== What is asked ==
Comb the records below for the string "Press" and copy each line where it turns up.

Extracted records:

○ ○ ○ ○ ○ ○ ○

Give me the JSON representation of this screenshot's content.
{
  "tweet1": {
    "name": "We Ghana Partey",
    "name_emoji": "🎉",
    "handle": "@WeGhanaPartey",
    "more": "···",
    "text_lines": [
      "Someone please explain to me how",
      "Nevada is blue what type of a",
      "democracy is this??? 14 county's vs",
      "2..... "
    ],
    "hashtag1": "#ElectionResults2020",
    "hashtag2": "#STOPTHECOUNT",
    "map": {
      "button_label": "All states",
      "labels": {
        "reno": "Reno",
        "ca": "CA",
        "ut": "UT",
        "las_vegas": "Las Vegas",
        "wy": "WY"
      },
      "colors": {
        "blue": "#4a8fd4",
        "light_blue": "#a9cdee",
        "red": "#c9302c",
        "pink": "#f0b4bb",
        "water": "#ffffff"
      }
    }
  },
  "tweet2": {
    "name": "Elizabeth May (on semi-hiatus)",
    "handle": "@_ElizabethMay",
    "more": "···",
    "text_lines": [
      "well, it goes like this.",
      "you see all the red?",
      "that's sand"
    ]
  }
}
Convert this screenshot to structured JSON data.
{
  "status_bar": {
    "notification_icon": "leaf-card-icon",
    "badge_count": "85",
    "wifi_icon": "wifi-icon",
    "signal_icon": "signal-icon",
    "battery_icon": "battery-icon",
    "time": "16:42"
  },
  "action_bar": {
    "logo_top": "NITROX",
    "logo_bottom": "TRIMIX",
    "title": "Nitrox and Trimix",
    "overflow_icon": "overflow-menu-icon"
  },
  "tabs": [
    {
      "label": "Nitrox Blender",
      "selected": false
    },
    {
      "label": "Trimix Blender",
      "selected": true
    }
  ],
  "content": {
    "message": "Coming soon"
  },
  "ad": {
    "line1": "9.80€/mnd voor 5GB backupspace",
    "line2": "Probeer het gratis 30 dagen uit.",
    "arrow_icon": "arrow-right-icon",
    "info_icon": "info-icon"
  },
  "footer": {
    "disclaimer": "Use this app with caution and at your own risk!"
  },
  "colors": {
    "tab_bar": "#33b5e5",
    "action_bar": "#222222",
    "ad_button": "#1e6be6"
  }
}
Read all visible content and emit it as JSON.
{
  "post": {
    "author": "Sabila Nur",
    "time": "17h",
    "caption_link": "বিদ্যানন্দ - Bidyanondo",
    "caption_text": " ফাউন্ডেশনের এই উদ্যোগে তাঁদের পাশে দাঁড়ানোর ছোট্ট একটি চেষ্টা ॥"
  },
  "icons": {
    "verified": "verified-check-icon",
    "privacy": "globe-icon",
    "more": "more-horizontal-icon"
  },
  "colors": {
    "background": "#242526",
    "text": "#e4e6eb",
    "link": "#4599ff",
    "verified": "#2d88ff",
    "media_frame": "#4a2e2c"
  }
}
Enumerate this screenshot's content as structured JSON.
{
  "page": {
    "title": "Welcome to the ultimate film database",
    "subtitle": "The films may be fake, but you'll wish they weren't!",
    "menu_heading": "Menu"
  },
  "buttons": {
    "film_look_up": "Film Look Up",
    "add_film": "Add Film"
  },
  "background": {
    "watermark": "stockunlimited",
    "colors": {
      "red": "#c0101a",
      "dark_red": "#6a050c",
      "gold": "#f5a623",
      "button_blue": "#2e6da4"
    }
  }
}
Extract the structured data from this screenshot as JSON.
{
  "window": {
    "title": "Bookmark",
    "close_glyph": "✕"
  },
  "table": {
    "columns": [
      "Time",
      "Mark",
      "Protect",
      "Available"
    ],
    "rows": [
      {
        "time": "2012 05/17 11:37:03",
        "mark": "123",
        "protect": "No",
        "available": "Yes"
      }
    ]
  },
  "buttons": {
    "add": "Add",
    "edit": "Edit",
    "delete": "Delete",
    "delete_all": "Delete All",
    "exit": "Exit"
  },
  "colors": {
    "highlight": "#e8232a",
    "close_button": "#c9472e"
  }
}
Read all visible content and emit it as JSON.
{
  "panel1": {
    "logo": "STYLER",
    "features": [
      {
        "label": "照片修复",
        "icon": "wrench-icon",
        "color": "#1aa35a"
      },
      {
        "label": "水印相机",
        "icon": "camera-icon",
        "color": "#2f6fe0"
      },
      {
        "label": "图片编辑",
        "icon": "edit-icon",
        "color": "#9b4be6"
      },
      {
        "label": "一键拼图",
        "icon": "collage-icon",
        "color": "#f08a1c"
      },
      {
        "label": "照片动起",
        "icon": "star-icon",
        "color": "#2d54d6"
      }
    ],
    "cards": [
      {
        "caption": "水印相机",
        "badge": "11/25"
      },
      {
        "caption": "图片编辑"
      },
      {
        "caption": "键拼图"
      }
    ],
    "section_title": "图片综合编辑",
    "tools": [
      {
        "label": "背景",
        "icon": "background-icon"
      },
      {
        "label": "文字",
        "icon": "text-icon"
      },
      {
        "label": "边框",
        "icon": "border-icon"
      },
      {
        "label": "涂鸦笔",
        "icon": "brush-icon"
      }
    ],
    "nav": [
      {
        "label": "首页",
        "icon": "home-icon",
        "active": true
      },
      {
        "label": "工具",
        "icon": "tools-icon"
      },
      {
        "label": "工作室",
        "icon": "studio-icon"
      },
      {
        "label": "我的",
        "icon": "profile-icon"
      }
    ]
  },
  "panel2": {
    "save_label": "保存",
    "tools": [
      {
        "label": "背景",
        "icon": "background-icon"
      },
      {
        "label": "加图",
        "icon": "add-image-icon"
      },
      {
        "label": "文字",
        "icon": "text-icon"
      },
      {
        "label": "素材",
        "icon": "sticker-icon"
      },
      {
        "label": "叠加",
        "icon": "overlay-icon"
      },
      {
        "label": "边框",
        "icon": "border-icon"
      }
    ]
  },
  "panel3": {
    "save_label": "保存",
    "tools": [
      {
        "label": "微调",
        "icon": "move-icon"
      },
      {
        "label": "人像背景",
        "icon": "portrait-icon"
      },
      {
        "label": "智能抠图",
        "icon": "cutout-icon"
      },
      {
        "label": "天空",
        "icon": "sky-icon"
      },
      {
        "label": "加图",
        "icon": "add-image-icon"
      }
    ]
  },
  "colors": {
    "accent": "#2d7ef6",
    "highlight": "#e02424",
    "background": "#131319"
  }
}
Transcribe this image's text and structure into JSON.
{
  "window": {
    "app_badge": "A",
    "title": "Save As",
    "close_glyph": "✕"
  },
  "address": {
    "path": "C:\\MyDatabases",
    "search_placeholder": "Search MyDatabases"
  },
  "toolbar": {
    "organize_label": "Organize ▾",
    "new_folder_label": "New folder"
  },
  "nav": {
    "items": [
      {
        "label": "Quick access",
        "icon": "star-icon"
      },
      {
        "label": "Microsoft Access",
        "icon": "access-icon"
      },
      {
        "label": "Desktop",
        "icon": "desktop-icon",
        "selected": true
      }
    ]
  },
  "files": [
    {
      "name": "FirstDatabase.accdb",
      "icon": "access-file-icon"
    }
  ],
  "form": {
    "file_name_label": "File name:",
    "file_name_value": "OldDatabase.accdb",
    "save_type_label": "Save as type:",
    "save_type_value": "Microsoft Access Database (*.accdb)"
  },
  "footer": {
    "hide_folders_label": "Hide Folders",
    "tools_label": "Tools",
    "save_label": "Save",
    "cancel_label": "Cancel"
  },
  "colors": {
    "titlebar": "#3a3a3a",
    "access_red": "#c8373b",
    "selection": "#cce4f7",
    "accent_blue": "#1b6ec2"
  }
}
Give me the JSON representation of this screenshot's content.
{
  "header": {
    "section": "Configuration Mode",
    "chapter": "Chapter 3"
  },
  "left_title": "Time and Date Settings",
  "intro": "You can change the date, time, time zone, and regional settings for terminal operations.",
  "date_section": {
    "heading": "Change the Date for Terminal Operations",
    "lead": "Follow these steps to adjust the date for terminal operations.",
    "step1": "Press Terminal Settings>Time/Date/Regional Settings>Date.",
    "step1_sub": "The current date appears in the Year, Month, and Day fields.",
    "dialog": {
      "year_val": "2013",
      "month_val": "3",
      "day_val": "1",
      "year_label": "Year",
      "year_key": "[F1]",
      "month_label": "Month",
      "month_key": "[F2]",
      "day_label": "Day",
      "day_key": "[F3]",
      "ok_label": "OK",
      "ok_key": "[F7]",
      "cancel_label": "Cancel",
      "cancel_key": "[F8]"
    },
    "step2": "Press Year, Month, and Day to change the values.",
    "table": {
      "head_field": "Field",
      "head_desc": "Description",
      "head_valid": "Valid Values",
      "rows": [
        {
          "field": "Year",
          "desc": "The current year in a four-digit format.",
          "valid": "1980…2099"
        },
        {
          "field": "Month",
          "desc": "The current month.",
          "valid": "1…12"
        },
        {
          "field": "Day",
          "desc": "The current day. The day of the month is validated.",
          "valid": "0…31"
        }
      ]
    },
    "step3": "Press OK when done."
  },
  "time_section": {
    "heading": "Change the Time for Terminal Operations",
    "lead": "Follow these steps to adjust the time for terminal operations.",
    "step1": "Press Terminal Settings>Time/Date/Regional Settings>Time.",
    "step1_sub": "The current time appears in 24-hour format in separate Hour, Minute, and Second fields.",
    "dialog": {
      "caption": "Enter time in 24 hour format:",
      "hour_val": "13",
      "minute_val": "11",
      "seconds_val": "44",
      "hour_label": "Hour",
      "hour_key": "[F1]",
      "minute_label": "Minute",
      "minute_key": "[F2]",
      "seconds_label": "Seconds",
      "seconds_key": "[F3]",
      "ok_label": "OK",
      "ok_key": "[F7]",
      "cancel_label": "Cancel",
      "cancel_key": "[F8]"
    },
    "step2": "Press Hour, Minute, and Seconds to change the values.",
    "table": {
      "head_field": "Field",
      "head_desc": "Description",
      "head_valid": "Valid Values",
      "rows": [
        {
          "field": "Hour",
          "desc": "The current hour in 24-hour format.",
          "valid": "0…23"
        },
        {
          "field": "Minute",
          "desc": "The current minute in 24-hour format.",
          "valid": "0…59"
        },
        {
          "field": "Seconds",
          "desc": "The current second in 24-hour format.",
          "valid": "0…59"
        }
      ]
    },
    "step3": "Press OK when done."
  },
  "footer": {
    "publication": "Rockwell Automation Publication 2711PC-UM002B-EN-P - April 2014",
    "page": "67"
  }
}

○ ○ ○ ○ ○ ○ ○

== Output of the exercise ==
    "step1": "Press Terminal Settings>Time/Date/Regional Settings>Date.",
    "step2": "Press Year, Month, and Day to change the values.",
    "step3": "Press OK when done."
    "step1": "Press Terminal Settings>Time/Date/Regional Settings>Time.",
    "step2": "Press Hour, Minute, and Seconds to change the values.",
    "step3": "Press OK when done."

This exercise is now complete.